* Data entries:
========

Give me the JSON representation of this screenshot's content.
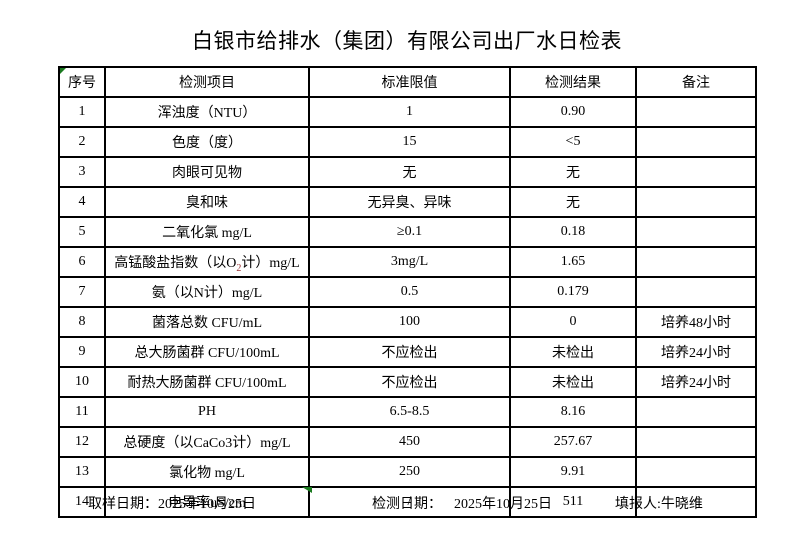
{
  "title": "白银市给排水（集团）有限公司出厂水日检表",
  "table": {
    "headers": [
      "序号",
      "检测项目",
      "标准限值",
      "检测结果",
      "备注"
    ],
    "rows": [
      {
        "no": "1",
        "item": "浑浊度（NTU）",
        "limit": "1",
        "result": "0.90",
        "remark": ""
      },
      {
        "no": "2",
        "item": "色度（度）",
        "limit": "15",
        "result": "<5",
        "remark": ""
      },
      {
        "no": "3",
        "item": "肉眼可见物",
        "limit": "无",
        "result": "无",
        "remark": ""
      },
      {
        "no": "4",
        "item": "臭和味",
        "limit": "无异臭、异味",
        "result": "无",
        "remark": ""
      },
      {
        "no": "5",
        "item": "二氧化氯 mg/L",
        "limit": "≥0.1",
        "result": "0.18",
        "remark": ""
      },
      {
        "no": "6",
        "item": [
          {
            "t": "高锰酸盐指数（以O"
          },
          {
            "t": "2",
            "sub": true,
            "color": "#993333"
          },
          {
            "t": "计）mg/L"
          }
        ],
        "limit": "3mg/L",
        "result": "1.65",
        "remark": ""
      },
      {
        "no": "7",
        "item": "氨（以N计）mg/L",
        "limit": "0.5",
        "result": "0.179",
        "remark": ""
      },
      {
        "no": "8",
        "item": "菌落总数 CFU/mL",
        "limit": "100",
        "result": "0",
        "remark": "培养48小时"
      },
      {
        "no": "9",
        "item": "总大肠菌群 CFU/100mL",
        "limit": "不应检出",
        "result": "未检出",
        "remark": "培养24小时"
      },
      {
        "no": "10",
        "item": "耐热大肠菌群 CFU/100mL",
        "limit": "不应检出",
        "result": "未检出",
        "remark": "培养24小时"
      },
      {
        "no": "11",
        "item": "PH",
        "limit": "6.5-8.5",
        "result": "8.16",
        "remark": ""
      },
      {
        "no": "12",
        "item": "总硬度（以CaCo3计）mg/L",
        "limit": "450",
        "result": "257.67",
        "remark": ""
      },
      {
        "no": "13",
        "item": "氯化物 mg/L",
        "limit": "250",
        "result": "9.91",
        "remark": ""
      },
      {
        "no": "14",
        "item": "电导率uS/cm",
        "limit": "/",
        "result": "511",
        "remark": ""
      }
    ]
  },
  "footer": {
    "sample_date_label": "取样日期：",
    "sample_date": "2025年10月25日",
    "test_date_label": "检测日期：",
    "test_date": "2025年10月25日",
    "reporter_label": "填报人:",
    "reporter": "牛晓维"
  },
  "colors": {
    "grid_line": "#000000",
    "marker_green": "#1a7a1f",
    "subscript_red": "#993333"
  }
}
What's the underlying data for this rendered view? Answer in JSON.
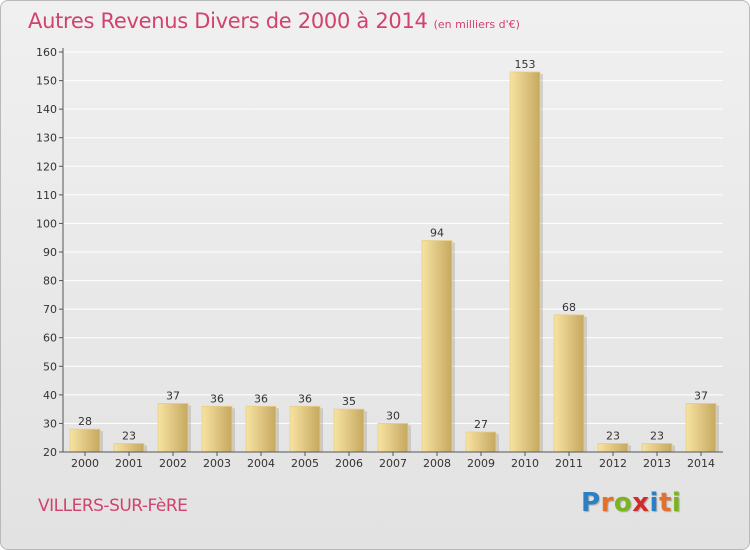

========

* Problem to solve:
Copy out each line of the data where the string "this" appears.

* Solution:
Give me the JSON representation of this screenshot's content.
What's the underlying data for this rendered view? Answer in JSON.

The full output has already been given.